GIVEN DATA.
* begin *
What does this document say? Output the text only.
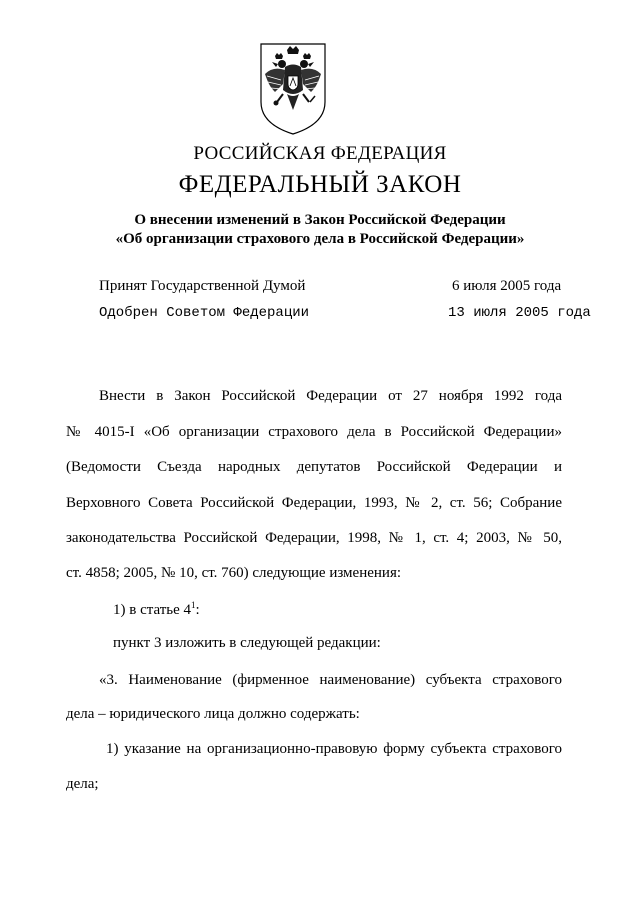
РОССИЙСКАЯ ФЕДЕРАЦИЯ
ФЕДЕРАЛЬНЫЙ ЗАКОН
О внесении изменений в Закон Российской Федерации
«Об организации страхового дела в Российской Федерации»
Принят Государственной Думой	6 июля 2005 года
Одобрен Советом Федерации	13 июля 2005 года
Внести в Закон Российской Федерации от 27 ноября 1992 года
№ 4015-I «Об организации страхового дела в Российской Федерации»
(Ведомости Съезда народных депутатов Российской Федерации и
Верховного Совета Российской Федерации, 1993, № 2, ст. 56; Собрание
законодательства Российской Федерации, 1998, № 1, ст. 4; 2003, № 50,
ст. 4858; 2005, № 10, ст. 760) следующие изменения:
1) в статье $4^1$:
пункт 3 изложить в следующей редакции:
«3. Наименование (фирменное наименование) субъекта страхового
дела – юридического лица должно содержать:
1) указание на организационно-правовую форму субъекта страхового
дела;
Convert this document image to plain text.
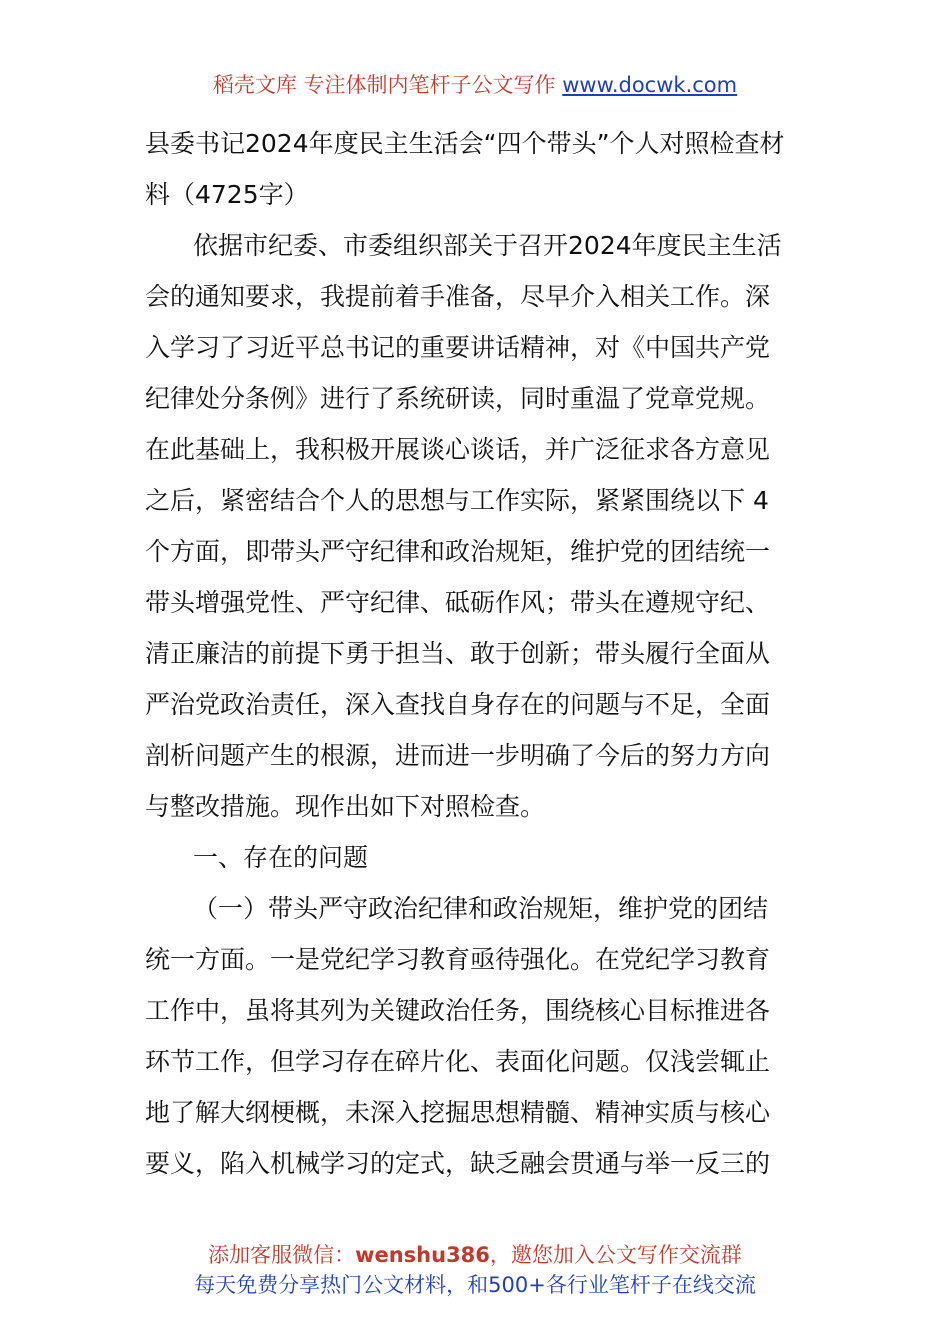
稻壳文库 专注体制内笔杆子公文写作 www.docwk.com
县委书记2024年度民主生活会“四个带头”个人对照检查材
料（4725字）
依据市纪委、市委组织部关于召开2024年度民主生活
会的通知要求，我提前着手准备，尽早介入相关工作。深
入学习了习近平总书记的重要讲话精神，对《中国共产党
纪律处分条例》进行了系统研读，同时重温了党章党规。
在此基础上，我积极开展谈心谈话，并广泛征求各方意见
之后，紧密结合个人的思想与工作实际，紧紧围绕以下 4
个方面，即带头严守纪律和政治规矩，维护党的团结统一
带头增强党性、严守纪律、砥砺作风；带头在遵规守纪、
清正廉洁的前提下勇于担当、敢于创新；带头履行全面从
严治党政治责任，深入查找自身存在的问题与不足，全面
剖析问题产生的根源，进而进一步明确了今后的努力方向
与整改措施。现作出如下对照检查。
一、存在的问题
（一）带头严守政治纪律和政治规矩，维护党的团结
统一方面。一是党纪学习教育亟待强化。在党纪学习教育
工作中，虽将其列为关键政治任务，围绕核心目标推进各
环节工作，但学习存在碎片化、表面化问题。仅浅尝辄止
地了解大纲梗概，未深入挖掘思想精髓、精神实质与核心
要义，陷入机械学习的定式，缺乏融会贯通与举一反三的
添加客服微信：wenshu386，邀您加入公文写作交流群
每天免费分享热门公文材料，和500+各行业笔杆子在线交流
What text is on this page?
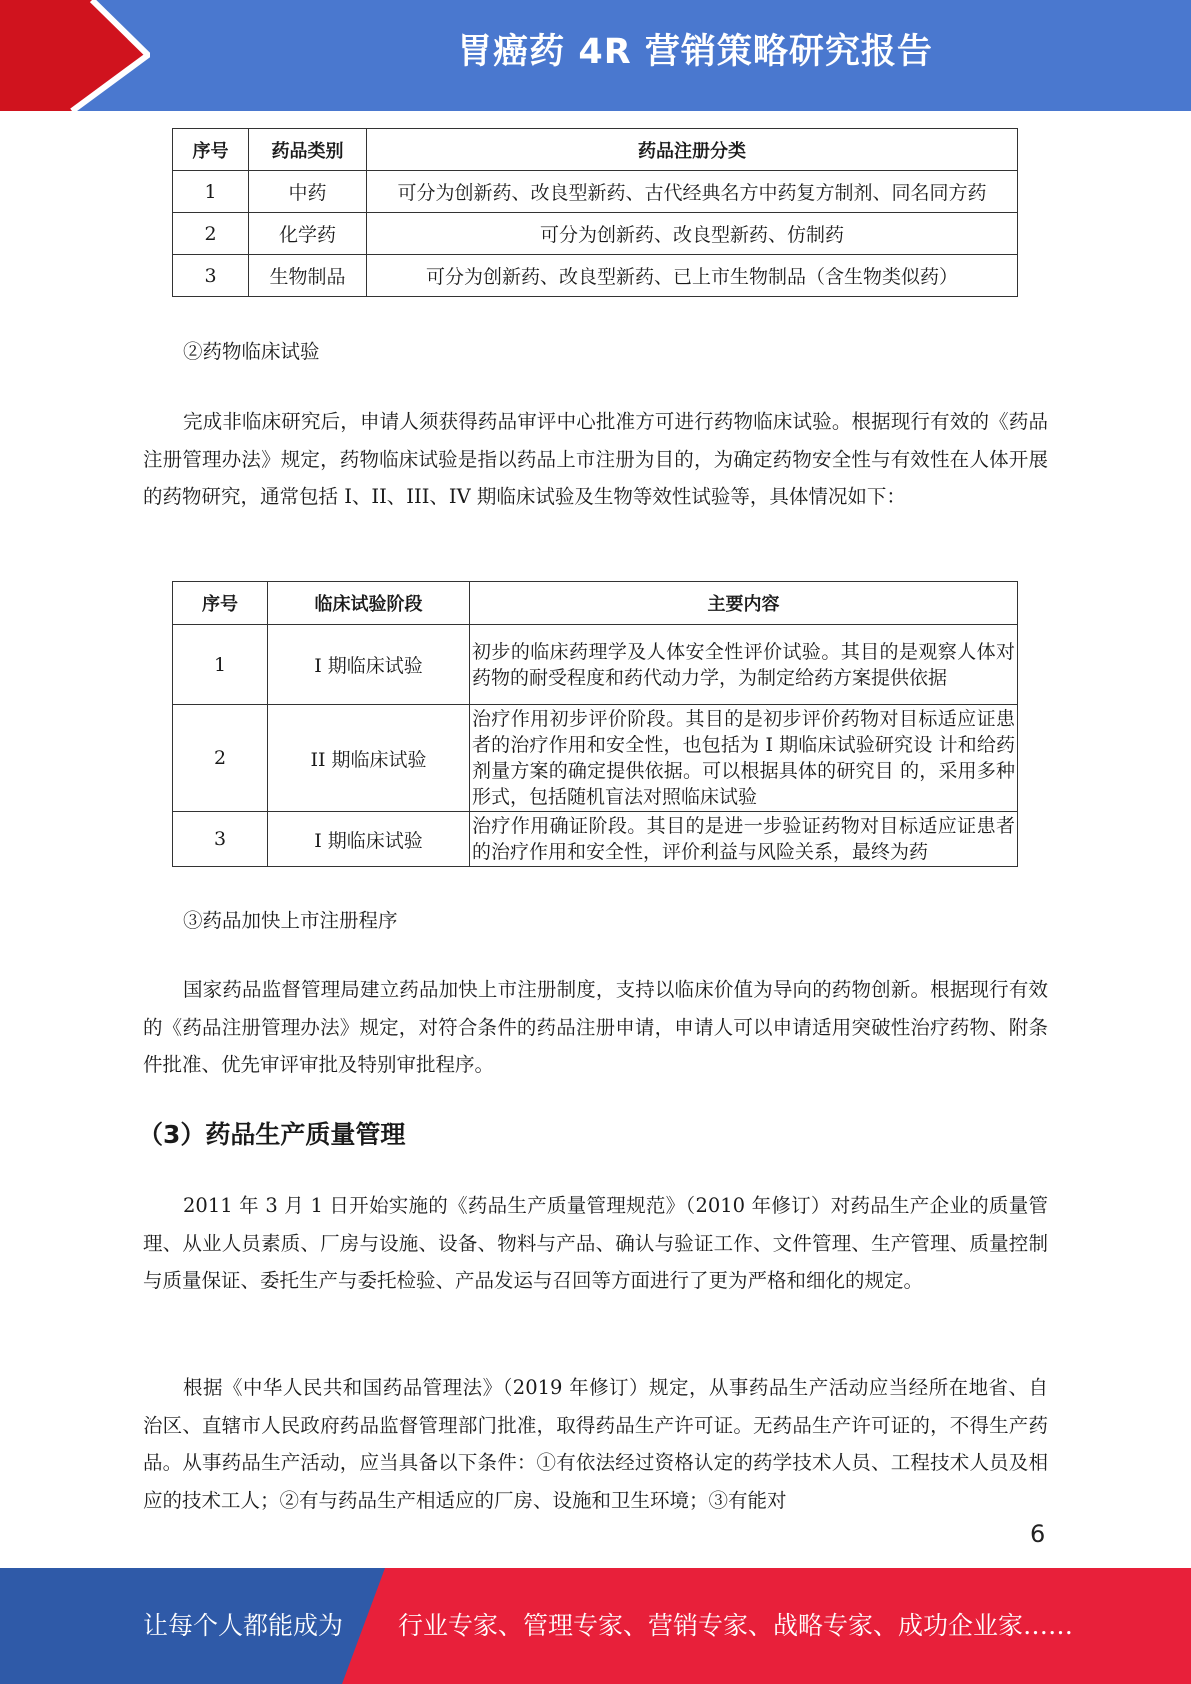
胃癌药 4R 营销策略研究报告
序号	药品类别	药品注册分类
1	中药	可分为创新药、改良型新药、古代经典名方中药复方制剂、同名同方药
2	化学药	可分为创新药、改良型新药、仿制药
3	生物制品	可分为创新药、改良型新药、已上市生物制品（含生物类似药）

②药物临床试验

完成非临床研究后，申请人须获得药品审评中心批准方可进行药物临床试验。根据现行有效的《药品注册管理办法》规定，药物临床试验是指以药品上市注册为目的，为确定药物安全性与有效性在人体开展的药物研究，通常包括 I、II、III、IV 期临床试验及生物等效性试验等，具体情况如下：

序号	临床试验阶段	主要内容
1	I 期临床试验	初步的临床药理学及人体安全性评价试验。其目的是观察人体对药物的耐受程度和药代动力学，为制定给药方案提供依据
2	II 期临床试验	治疗作用初步评价阶段。其目的是初步评价药物对目标适应证患者的治疗作用和安全性，也包括为 I 期临床试验研究设 计和给药剂量方案的确定提供依据。可以根据具体的研究目 的，采用多种形式，包括随机盲法对照临床试验
3	I 期临床试验	治疗作用确证阶段。其目的是进一步验证药物对目标适应证患者的治疗作用和安全性，评价利益与风险关系，最终为药

③药品加快上市注册程序

国家药品监督管理局建立药品加快上市注册制度，支持以临床价值为导向的药物创新。根据现行有效的《药品注册管理办法》规定，对符合条件的药品注册申请，申请人可以申请适用突破性治疗药物、附条件批准、优先审评审批及特别审批程序。

（3）药品生产质量管理

2011 年 3 月 1 日开始实施的《药品生产质量管理规范》（2010 年修订）对药品生产企业的质量管理、从业人员素质、厂房与设施、设备、物料与产品、确认与验证工作、文件管理、生产管理、质量控制与质量保证、委托生产与委托检验、产品发运与召回等方面进行了更为严格和细化的规定。

根据《中华人民共和国药品管理法》（2019 年修订）规定，从事药品生产活动应当经所在地省、自治区、直辖市人民政府药品监督管理部门批准，取得药品生产许可证。无药品生产许可证的，不得生产药品。从事药品生产活动，应当具备以下条件：①有依法经过资格认定的药学技术人员、工程技术人员及相应的技术工人；②有与药品生产相适应的厂房、设施和卫生环境；③有能对

6
让每个人都能成为 行业专家、管理专家、营销专家、战略专家、成功企业家……
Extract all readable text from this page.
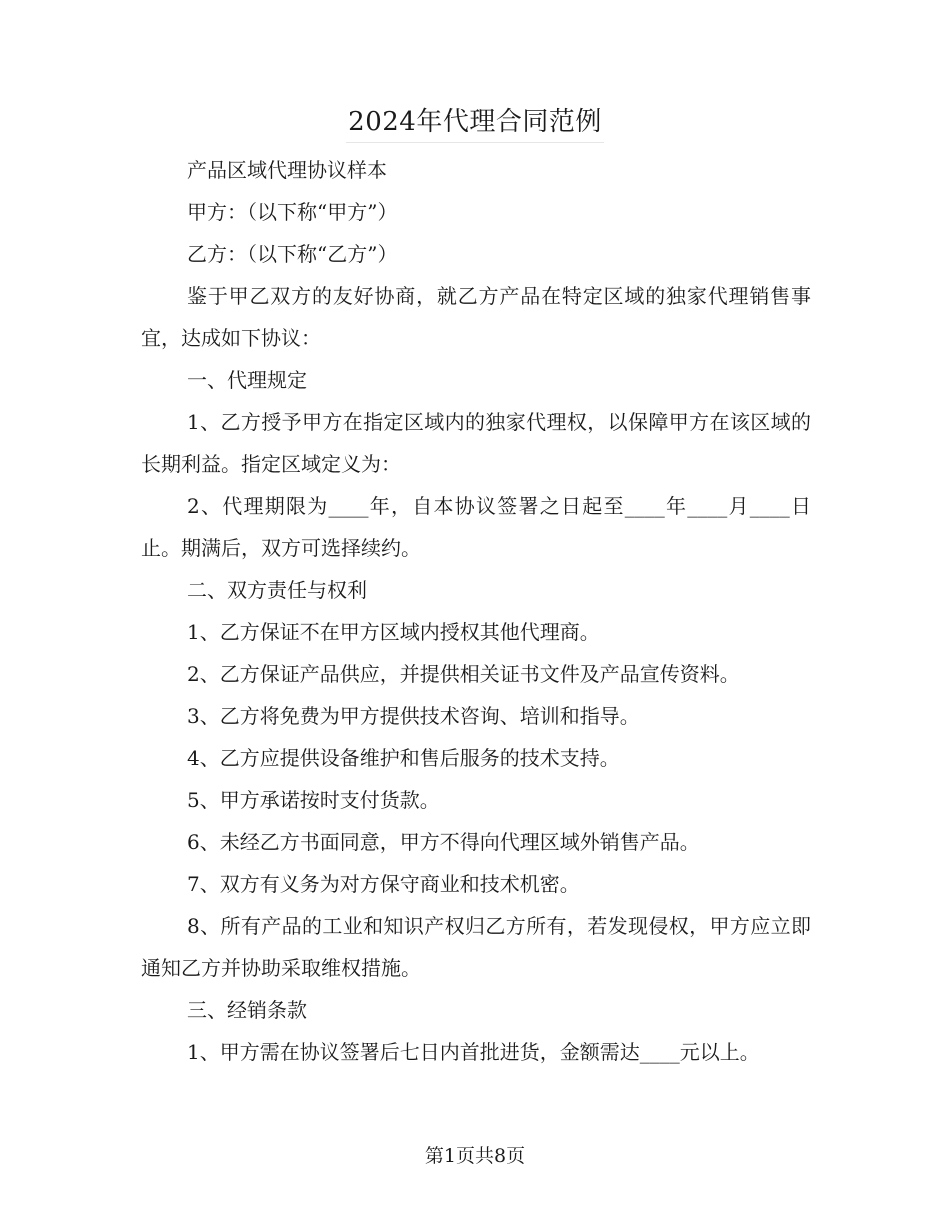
2024年代理合同范例

产品区域代理协议样本

甲方：（以下称“甲方”）

乙方：（以下称“乙方”）

鉴于甲乙双方的友好协商，就乙方产品在特定区域的独家代理销售事宜，达成如下协议：

一、代理规定

1、乙方授予甲方在指定区域内的独家代理权，以保障甲方在该区域的长期利益。指定区域定义为：

2、代理期限为____年，自本协议签署之日起至____年____月____日止。期满后，双方可选择续约。

二、双方责任与权利

1、乙方保证不在甲方区域内授权其他代理商。

2、乙方保证产品供应，并提供相关证书文件及产品宣传资料。

3、乙方将免费为甲方提供技术咨询、培训和指导。

4、乙方应提供设备维护和售后服务的技术支持。

5、甲方承诺按时支付货款。

6、未经乙方书面同意，甲方不得向代理区域外销售产品。

7、双方有义务为对方保守商业和技术机密。

8、所有产品的工业和知识产权归乙方所有，若发现侵权，甲方应立即通知乙方并协助采取维权措施。

三、经销条款

1、甲方需在协议签署后七日内首批进货，金额需达____元以上。

第1页共8页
* end *
Keep the pictures out of the copy and write out the data exactly as it stands.

WRITTEN RESPONSE.
What does this document say? Output the text only.
РОССИЙСКАЯ ФЕДЕРАЦИЯ
ФЕДЕРАЛЬНЫЙ ЗАКОН
О внесении изменений в Закон Российской Федерации
«Об организации страхового дела в Российской Федерации»
Принят Государственной Думой	6 июля 2005 года
Одобрен Советом Федерации	13 июля 2005 года
Внести в Закон Российской Федерации от 27 ноября 1992 года
№ 4015-I «Об организации страхового дела в Российской Федерации»
(Ведомости Съезда народных депутатов Российской Федерации и
Верховного Совета Российской Федерации, 1993, № 2, ст. 56; Собрание
законодательства Российской Федерации, 1998, № 1, ст. 4; 2003, № 50,
ст. 4858; 2005, № 10, ст. 760) следующие изменения:
1) в статье $4^1$:
пункт 3 изложить в следующей редакции:
«3. Наименование (фирменное наименование) субъекта страхового
дела – юридического лица должно содержать:
1) указание на организационно-правовую форму субъекта страхового
дела;
Convert this document image to plain text.
稻壳文库 专注体制内笔杆子公文写作 www.docwk.com
县委书记2024年度民主生活会“四个带头”个人对照检查材
料（4725字）
依据市纪委、市委组织部关于召开2024年度民主生活
会的通知要求，我提前着手准备，尽早介入相关工作。深
入学习了习近平总书记的重要讲话精神，对《中国共产党
纪律处分条例》进行了系统研读，同时重温了党章党规。
在此基础上，我积极开展谈心谈话，并广泛征求各方意见
之后，紧密结合个人的思想与工作实际，紧紧围绕以下 4
个方面，即带头严守纪律和政治规矩，维护党的团结统一
带头增强党性、严守纪律、砥砺作风；带头在遵规守纪、
清正廉洁的前提下勇于担当、敢于创新；带头履行全面从
严治党政治责任，深入查找自身存在的问题与不足，全面
剖析问题产生的根源，进而进一步明确了今后的努力方向
与整改措施。现作出如下对照检查。
一、存在的问题
（一）带头严守政治纪律和政治规矩，维护党的团结
统一方面。一是党纪学习教育亟待强化。在党纪学习教育
工作中，虽将其列为关键政治任务，围绕核心目标推进各
环节工作，但学习存在碎片化、表面化问题。仅浅尝辄止
地了解大纲梗概，未深入挖掘思想精髓、精神实质与核心
要义，陷入机械学习的定式，缺乏融会贯通与举一反三的
添加客服微信：wenshu386，邀您加入公文写作交流群
每天免费分享热门公文材料，和500+各行业笔杆子在线交流
What text is on this page?
胃癌药 4R 营销策略研究报告
序号	药品类别	药品注册分类
1	中药	可分为创新药、改良型新药、古代经典名方中药复方制剂、同名同方药
2	化学药	可分为创新药、改良型新药、仿制药
3	生物制品	可分为创新药、改良型新药、已上市生物制品（含生物类似药）

②药物临床试验

完成非临床研究后，申请人须获得药品审评中心批准方可进行药物临床试验。根据现行有效的《药品注册管理办法》规定，药物临床试验是指以药品上市注册为目的，为确定药物安全性与有效性在人体开展的药物研究，通常包括 I、II、III、IV 期临床试验及生物等效性试验等，具体情况如下：

序号	临床试验阶段	主要内容
1	I 期临床试验	初步的临床药理学及人体安全性评价试验。其目的是观察人体对药物的耐受程度和药代动力学，为制定给药方案提供依据
2	II 期临床试验	治疗作用初步评价阶段。其目的是初步评价药物对目标适应证患者的治疗作用和安全性，也包括为 I 期临床试验研究设 计和给药剂量方案的确定提供依据。可以根据具体的研究目 的，采用多种形式，包括随机盲法对照临床试验
3	I 期临床试验	治疗作用确证阶段。其目的是进一步验证药物对目标适应证患者的治疗作用和安全性，评价利益与风险关系，最终为药

③药品加快上市注册程序

国家药品监督管理局建立药品加快上市注册制度，支持以临床价值为导向的药物创新。根据现行有效的《药品注册管理办法》规定，对符合条件的药品注册申请，申请人可以申请适用突破性治疗药物、附条件批准、优先审评审批及特别审批程序。

（3）药品生产质量管理

2011 年 3 月 1 日开始实施的《药品生产质量管理规范》（2010 年修订）对药品生产企业的质量管理、从业人员素质、厂房与设施、设备、物料与产品、确认与验证工作、文件管理、生产管理、质量控制与质量保证、委托生产与委托检验、产品发运与召回等方面进行了更为严格和细化的规定。

根据《中华人民共和国药品管理法》（2019 年修订）规定，从事药品生产活动应当经所在地省、自治区、直辖市人民政府药品监督管理部门批准，取得药品生产许可证。无药品生产许可证的，不得生产药品。从事药品生产活动，应当具备以下条件：①有依法经过资格认定的药学技术人员、工程技术人员及相应的技术工人；②有与药品生产相适应的厂房、设施和卫生环境；③有能对

6
让每个人都能成为 行业专家、管理专家、营销专家、战略专家、成功企业家……
Extract all readable text from this page.
2024年代理合同范例

产品区域代理协议样本

甲方：（以下称“甲方”）

乙方：（以下称“乙方”）

鉴于甲乙双方的友好协商，就乙方产品在特定区域的独家代理销售事宜，达成如下协议：

一、代理规定

1、乙方授予甲方在指定区域内的独家代理权，以保障甲方在该区域的长期利益。指定区域定义为：

2、代理期限为____年，自本协议签署之日起至____年____月____日止。期满后，双方可选择续约。

二、双方责任与权利

1、乙方保证不在甲方区域内授权其他代理商。

2、乙方保证产品供应，并提供相关证书文件及产品宣传资料。

3、乙方将免费为甲方提供技术咨询、培训和指导。

4、乙方应提供设备维护和售后服务的技术支持。

5、甲方承诺按时支付货款。

6、未经乙方书面同意，甲方不得向代理区域外销售产品。

7、双方有义务为对方保守商业和技术机密。

8、所有产品的工业和知识产权归乙方所有，若发现侵权，甲方应立即通知乙方并协助采取维权措施。

三、经销条款

1、甲方需在协议签署后七日内首批进货，金额需达____元以上。

第1页共8页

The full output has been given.